Saved entries:

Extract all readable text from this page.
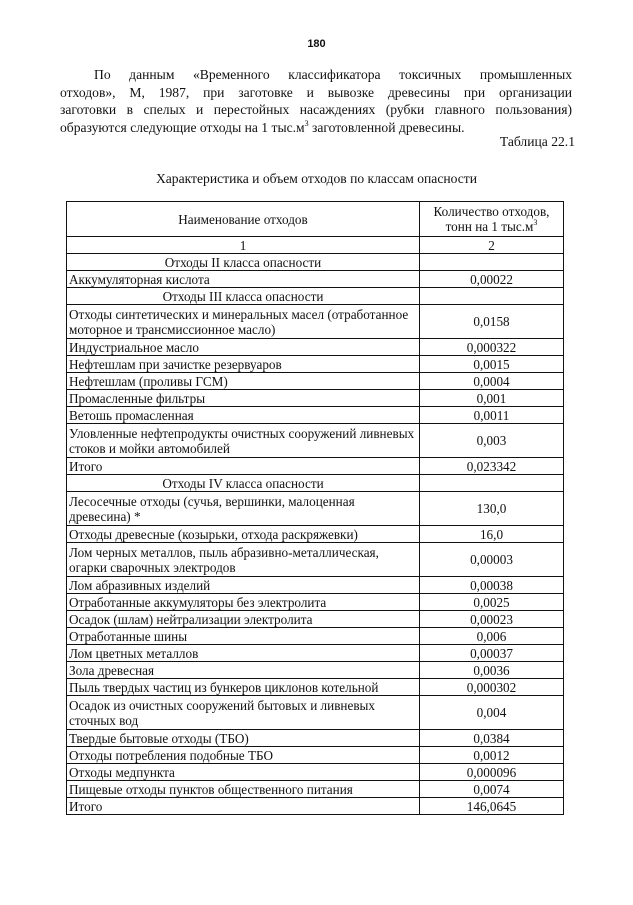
180
По данным «Временного классификатора токсичных промышленных
отходов», М, 1987, при заготовке и вывозке древесины при организации
заготовки в спелых и перестойных насаждениях (рубки главного пользования)
образуются следующие отходы на 1 $тыс.м^3$ заготовленной древесины.
Таблица 22.1
Характеристика и объем отходов по классам опасности
Наименование отходов	Количество отходов,
тонн на 1 $тыс.м^3$
1	2
Отходы II класса опасности	
Аккумуляторная кислота	0,00022
Отходы III класса опасности	
Отходы синтетических и минеральных масел (отработанное моторное и трансмиссионное масло)	0,0158
Индустриальное масло	0,000322
Нефтешлам при зачистке резервуаров	0,0015
Нефтешлам (проливы ГСМ)	0,0004
Промасленные фильтры	0,001
Ветошь промасленная	0,0011
Уловленные нефтепродукты очистных сооружений ливневых стоков и мойки автомобилей	0,003
Итого	0,023342
Отходы IV класса опасности	
Лесосечные отходы (сучья, вершинки, малоценная древесина) *	130,0
Отходы древесные (козырьки, отхода раскряжевки)	16,0
Лом черных металлов, пыль абразивно-металлическая, огарки сварочных электродов	0,00003
Лом абразивных изделий	0,00038
Отработанные аккумуляторы без электролита	0,0025
Осадок (шлам) нейтрализации электролита	0,00023
Отработанные шины	0,006
Лом цветных металлов	0,00037
Зола древесная	0,0036
Пыль твердых частиц из бункеров циклонов котельной	0,000302
Осадок из очистных сооружений бытовых и ливневых сточных вод	0,004
Твердые бытовые отходы (ТБО)	0,0384
Отходы потребления подобные ТБО	0,0012
Отходы медпункта	0,000096
Пищевые отходы пунктов общественного питания	0,0074
Итого	146,0645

Set problem | Leave out the pictures and return every record word for word.

Answer for this exercise |
Extract all readable text from this page.
180
По данным «Временного классификатора токсичных промышленных
отходов», М, 1987, при заготовке и вывозке древесины при организации
заготовки в спелых и перестойных насаждениях (рубки главного пользования)
образуются следующие отходы на 1 $тыс.м^3$ заготовленной древесины.
Таблица 22.1
Характеристика и объем отходов по классам опасности
Наименование отходов	Количество отходов,
тонн на 1 $тыс.м^3$
1	2
Отходы II класса опасности	
Аккумуляторная кислота	0,00022
Отходы III класса опасности	
Отходы синтетических и минеральных масел (отработанное моторное и трансмиссионное масло)	0,0158
Индустриальное масло	0,000322
Нефтешлам при зачистке резервуаров	0,0015
Нефтешлам (проливы ГСМ)	0,0004
Промасленные фильтры	0,001
Ветошь промасленная	0,0011
Уловленные нефтепродукты очистных сооружений ливневых стоков и мойки автомобилей	0,003
Итого	0,023342
Отходы IV класса опасности	
Лесосечные отходы (сучья, вершинки, малоценная древесина) *	130,0
Отходы древесные (козырьки, отхода раскряжевки)	16,0
Лом черных металлов, пыль абразивно-металлическая, огарки сварочных электродов	0,00003
Лом абразивных изделий	0,00038
Отработанные аккумуляторы без электролита	0,0025
Осадок (шлам) нейтрализации электролита	0,00023
Отработанные шины	0,006
Лом цветных металлов	0,00037
Зола древесная	0,0036
Пыль твердых частиц из бункеров циклонов котельной	0,000302
Осадок из очистных сооружений бытовых и ливневых сточных вод	0,004
Твердые бытовые отходы (ТБО)	0,0384
Отходы потребления подобные ТБО	0,0012
Отходы медпункта	0,000096
Пищевые отходы пунктов общественного питания	0,0074
Итого	146,0645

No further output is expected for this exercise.